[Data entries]

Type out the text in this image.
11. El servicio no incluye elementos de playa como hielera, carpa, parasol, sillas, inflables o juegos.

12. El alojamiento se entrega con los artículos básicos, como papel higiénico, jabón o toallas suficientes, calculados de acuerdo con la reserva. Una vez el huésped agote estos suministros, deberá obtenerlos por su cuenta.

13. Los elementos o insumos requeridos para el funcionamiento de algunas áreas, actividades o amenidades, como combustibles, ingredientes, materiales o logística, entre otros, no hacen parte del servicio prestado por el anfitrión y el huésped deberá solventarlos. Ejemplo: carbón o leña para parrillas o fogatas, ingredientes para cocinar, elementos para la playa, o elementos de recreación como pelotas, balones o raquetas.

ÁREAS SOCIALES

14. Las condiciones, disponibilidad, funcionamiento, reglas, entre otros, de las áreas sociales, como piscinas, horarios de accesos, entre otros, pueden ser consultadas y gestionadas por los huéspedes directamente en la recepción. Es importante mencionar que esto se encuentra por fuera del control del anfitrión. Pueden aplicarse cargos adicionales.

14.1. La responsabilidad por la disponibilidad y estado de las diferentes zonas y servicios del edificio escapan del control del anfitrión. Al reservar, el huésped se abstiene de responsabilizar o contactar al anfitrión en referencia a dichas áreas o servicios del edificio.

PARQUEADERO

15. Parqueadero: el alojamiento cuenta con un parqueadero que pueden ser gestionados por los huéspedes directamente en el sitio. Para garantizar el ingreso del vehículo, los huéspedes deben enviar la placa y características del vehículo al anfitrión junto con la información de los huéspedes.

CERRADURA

- [Short exercise]:
Copy, from the material, each line that holds the string "deberá".

- [Result of this task]:
12. El alojamiento se entrega con los artículos básicos, como papel higiénico, jabón o toallas suficientes, calculados de acuerdo con la reserva. Una vez el huésped agote estos suministros, deberá obtenerlos por su cuenta.
13. Los elementos o insumos requeridos para el funcionamiento de algunas áreas, actividades o amenidades, como combustibles, ingredientes, materiales o logística, entre otros, no hacen parte del servicio prestado por el anfitrión y el huésped deberá solventarlos. Ejemplo: carbón o leña para parrillas o fogatas, ingredientes para cocinar, elementos para la playa, o elementos de recreación como pelotas, balones o raquetas.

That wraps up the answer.